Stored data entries
* start *

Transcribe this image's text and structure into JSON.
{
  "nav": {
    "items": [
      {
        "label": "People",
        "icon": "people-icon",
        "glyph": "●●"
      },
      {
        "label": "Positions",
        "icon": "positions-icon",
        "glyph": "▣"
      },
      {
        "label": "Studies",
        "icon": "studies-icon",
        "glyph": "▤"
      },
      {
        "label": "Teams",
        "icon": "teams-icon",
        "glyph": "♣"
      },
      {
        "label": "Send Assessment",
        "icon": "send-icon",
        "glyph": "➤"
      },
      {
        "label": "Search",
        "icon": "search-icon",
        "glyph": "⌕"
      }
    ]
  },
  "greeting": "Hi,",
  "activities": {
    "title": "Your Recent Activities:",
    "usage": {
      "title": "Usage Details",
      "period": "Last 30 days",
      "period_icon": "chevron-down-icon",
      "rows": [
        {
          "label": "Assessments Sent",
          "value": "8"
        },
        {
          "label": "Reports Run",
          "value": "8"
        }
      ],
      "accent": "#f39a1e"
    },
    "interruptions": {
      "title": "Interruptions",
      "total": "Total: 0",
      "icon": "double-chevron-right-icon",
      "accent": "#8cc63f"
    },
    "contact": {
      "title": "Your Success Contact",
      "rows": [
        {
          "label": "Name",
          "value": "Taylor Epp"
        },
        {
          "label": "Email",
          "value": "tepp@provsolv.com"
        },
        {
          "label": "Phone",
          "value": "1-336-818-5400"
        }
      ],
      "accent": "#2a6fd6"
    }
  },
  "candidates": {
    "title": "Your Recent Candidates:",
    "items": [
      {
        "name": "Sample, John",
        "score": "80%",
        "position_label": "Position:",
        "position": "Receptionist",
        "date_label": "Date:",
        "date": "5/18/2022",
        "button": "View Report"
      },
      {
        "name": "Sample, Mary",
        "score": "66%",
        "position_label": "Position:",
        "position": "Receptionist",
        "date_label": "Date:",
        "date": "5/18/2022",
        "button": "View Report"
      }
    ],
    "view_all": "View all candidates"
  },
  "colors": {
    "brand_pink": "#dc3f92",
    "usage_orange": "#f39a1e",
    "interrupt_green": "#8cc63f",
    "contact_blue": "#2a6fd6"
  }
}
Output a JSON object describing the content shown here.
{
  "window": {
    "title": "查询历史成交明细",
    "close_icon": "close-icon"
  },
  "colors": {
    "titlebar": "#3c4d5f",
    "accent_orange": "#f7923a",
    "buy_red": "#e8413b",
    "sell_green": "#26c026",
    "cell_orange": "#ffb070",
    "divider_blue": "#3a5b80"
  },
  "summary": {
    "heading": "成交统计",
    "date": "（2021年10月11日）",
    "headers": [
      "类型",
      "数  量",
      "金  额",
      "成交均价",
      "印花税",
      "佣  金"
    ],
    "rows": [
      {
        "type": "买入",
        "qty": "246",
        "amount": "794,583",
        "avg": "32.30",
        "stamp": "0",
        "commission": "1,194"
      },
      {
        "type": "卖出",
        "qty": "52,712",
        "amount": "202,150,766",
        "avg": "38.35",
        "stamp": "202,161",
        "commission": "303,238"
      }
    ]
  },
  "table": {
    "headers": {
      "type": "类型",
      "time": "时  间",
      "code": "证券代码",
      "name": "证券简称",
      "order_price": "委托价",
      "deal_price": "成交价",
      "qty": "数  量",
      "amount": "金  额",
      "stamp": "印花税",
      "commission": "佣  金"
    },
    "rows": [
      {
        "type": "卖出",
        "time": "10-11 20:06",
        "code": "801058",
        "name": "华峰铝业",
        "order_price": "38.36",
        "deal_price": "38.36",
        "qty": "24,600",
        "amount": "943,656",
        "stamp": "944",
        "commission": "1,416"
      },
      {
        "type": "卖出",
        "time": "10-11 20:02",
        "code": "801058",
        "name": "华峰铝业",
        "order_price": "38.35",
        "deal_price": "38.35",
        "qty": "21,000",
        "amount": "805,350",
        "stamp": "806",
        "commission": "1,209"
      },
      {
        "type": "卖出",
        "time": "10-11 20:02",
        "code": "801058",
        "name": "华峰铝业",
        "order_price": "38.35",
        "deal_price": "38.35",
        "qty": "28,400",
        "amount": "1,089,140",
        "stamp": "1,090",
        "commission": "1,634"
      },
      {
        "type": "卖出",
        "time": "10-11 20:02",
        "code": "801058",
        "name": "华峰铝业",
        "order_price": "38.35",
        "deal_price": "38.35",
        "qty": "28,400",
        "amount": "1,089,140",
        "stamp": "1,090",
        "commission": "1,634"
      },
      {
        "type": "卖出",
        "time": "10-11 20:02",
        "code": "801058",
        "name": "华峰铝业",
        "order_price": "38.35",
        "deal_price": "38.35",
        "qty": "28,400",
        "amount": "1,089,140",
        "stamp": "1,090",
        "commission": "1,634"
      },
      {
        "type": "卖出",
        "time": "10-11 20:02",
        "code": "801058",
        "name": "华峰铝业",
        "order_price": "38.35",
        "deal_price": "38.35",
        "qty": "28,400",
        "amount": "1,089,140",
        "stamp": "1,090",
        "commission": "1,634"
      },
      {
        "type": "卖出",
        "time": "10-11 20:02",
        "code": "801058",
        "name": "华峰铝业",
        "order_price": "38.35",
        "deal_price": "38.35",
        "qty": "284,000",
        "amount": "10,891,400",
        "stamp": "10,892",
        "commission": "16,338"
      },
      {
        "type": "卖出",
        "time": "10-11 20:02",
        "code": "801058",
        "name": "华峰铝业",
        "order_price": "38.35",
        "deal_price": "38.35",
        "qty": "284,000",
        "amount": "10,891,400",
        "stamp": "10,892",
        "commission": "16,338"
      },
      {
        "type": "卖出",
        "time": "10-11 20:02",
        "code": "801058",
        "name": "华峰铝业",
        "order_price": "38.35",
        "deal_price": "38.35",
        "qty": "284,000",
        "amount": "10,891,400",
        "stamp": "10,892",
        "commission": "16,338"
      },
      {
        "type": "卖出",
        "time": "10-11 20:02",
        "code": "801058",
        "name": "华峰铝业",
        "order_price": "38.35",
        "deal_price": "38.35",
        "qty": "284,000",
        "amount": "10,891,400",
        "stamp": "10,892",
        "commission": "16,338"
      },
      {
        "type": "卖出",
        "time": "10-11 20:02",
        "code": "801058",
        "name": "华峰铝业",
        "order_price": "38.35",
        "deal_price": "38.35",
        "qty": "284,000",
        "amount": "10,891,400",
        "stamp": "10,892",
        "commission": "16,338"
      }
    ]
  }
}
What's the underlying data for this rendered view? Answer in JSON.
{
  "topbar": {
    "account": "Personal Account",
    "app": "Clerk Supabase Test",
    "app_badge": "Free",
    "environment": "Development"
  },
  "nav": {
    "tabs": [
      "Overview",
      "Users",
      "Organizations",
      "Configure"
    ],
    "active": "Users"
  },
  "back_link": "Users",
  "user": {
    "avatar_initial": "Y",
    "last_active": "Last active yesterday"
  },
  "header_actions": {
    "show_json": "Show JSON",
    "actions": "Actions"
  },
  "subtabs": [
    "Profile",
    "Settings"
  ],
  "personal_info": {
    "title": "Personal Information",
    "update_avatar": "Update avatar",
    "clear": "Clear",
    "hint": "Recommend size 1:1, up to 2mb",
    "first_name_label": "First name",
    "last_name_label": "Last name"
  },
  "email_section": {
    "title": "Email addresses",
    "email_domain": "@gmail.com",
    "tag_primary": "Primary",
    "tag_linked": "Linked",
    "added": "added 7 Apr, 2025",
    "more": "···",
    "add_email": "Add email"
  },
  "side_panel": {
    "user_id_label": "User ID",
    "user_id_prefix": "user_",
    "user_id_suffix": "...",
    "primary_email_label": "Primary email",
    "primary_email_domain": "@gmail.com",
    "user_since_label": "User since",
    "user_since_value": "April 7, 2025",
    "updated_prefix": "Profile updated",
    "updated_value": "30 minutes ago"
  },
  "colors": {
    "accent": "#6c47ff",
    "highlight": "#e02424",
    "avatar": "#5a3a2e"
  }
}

* end *
* start *

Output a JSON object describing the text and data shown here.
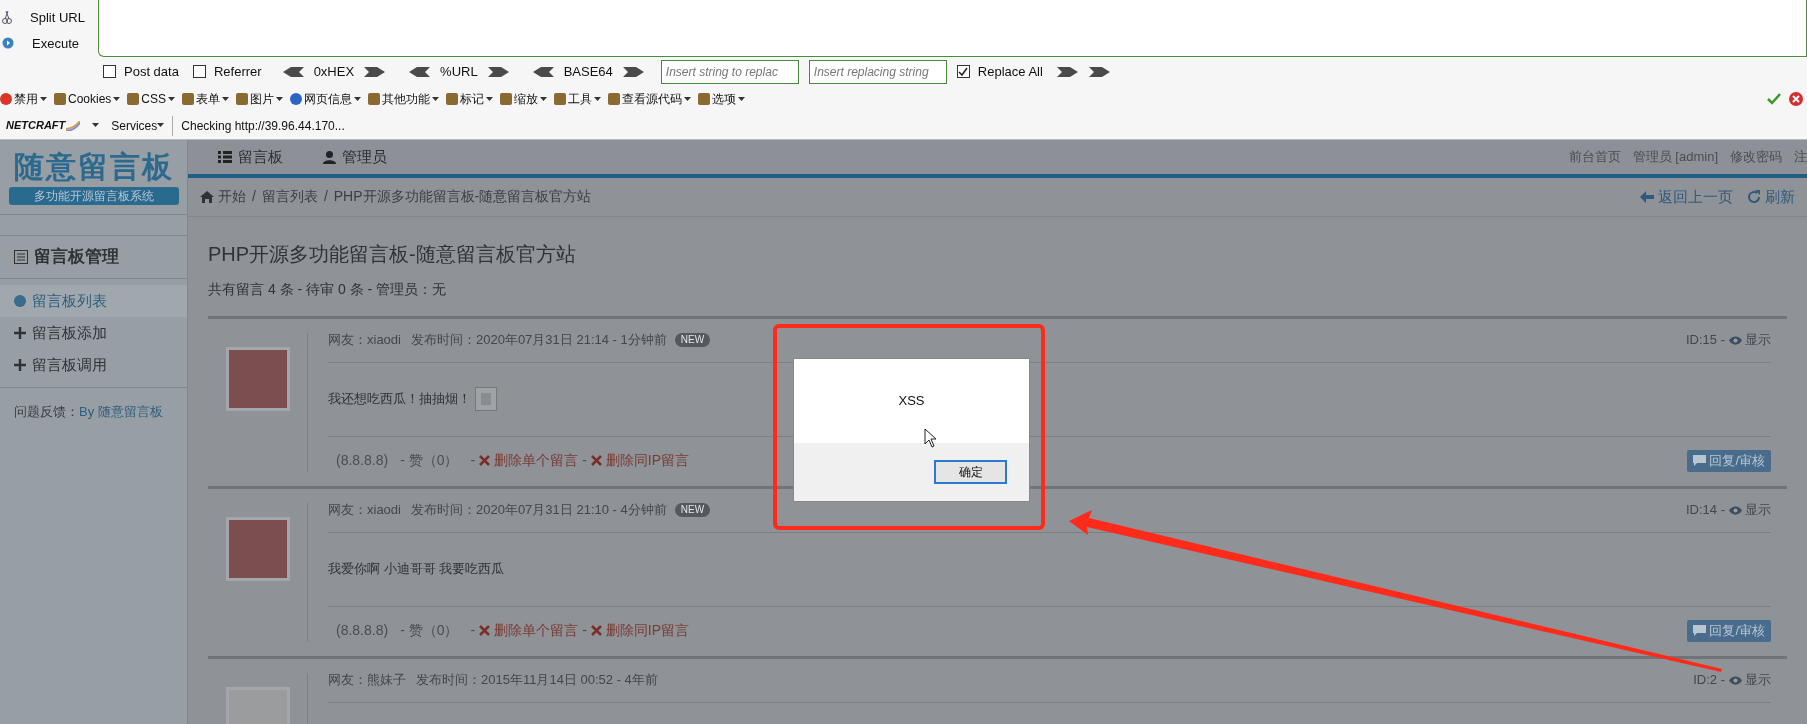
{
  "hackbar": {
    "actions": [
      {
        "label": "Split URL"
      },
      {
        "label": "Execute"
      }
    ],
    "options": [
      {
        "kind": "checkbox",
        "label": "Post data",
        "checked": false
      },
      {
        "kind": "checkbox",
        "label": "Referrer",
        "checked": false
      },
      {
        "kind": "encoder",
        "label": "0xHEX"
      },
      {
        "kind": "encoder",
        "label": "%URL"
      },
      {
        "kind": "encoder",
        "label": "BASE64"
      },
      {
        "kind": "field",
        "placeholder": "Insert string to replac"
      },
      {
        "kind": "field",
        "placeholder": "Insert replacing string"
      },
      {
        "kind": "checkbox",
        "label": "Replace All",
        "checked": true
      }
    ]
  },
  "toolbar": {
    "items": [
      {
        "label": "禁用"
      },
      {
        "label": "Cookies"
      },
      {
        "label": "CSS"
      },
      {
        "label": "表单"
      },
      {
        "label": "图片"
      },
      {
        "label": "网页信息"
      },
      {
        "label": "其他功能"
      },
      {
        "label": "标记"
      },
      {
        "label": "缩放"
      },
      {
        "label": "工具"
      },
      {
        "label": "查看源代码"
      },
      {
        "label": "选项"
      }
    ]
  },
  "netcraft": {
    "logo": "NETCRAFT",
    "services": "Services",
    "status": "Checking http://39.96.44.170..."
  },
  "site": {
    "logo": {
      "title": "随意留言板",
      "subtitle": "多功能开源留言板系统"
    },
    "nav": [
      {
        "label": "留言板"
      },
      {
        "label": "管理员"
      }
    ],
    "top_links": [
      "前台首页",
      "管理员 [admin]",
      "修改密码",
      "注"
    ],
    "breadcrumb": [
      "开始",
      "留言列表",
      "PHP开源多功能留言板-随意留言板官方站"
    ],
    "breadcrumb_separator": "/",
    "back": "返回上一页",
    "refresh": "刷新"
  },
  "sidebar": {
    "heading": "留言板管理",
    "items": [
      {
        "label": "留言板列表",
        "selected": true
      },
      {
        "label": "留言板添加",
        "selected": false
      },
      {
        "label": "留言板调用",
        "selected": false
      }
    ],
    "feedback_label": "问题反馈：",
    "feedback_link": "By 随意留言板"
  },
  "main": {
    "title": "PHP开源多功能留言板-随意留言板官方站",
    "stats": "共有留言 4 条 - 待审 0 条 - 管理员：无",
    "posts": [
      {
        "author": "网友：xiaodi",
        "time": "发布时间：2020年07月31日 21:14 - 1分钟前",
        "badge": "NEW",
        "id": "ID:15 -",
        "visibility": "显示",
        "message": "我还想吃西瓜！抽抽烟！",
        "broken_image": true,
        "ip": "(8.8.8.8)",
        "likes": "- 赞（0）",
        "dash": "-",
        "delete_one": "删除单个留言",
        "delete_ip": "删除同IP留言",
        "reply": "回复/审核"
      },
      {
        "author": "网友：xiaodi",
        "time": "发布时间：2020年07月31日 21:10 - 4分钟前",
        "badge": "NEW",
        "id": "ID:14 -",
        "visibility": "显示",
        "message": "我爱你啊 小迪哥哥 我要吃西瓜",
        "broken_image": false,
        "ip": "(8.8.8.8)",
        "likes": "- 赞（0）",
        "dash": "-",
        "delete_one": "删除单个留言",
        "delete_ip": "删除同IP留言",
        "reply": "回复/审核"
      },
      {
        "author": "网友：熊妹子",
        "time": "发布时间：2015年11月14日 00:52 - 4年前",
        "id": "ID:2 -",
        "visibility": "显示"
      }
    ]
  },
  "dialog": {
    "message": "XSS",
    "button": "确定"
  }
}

* end *
* start *

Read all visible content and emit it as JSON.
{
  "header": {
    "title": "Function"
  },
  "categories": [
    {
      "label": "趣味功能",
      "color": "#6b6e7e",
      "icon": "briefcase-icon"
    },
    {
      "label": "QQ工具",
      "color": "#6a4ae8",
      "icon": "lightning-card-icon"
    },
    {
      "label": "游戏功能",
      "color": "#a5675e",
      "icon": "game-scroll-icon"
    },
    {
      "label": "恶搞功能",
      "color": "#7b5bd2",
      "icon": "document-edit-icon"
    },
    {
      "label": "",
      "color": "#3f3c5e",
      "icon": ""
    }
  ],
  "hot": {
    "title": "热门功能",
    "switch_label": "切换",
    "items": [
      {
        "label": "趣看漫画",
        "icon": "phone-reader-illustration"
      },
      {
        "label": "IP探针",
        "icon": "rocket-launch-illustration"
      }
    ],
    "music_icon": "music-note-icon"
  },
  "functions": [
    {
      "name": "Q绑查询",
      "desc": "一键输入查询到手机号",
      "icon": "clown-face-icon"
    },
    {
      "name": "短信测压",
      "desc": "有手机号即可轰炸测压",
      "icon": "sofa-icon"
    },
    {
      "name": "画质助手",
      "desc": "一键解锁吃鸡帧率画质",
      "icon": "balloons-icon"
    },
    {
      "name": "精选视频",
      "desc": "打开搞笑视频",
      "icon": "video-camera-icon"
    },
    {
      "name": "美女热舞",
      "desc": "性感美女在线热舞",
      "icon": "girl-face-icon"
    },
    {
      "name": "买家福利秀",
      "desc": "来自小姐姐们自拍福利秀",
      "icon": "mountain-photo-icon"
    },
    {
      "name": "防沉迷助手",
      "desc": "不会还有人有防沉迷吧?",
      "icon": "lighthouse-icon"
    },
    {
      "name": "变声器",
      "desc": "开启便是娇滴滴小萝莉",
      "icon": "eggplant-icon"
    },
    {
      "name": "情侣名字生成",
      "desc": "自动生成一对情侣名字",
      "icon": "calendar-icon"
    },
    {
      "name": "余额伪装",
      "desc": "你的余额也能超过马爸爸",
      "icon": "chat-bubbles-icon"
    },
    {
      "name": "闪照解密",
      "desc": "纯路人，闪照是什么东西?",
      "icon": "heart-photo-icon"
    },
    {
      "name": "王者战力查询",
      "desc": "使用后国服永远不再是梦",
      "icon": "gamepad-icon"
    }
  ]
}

* end *

STATED TASK: Find the word "this" in the entries, and copy every line it shows up in.

TASK RESPONSE:
Transcribe this image's text and structure into JSON.
What's the underlying data for this rendered view? Answer in JSON.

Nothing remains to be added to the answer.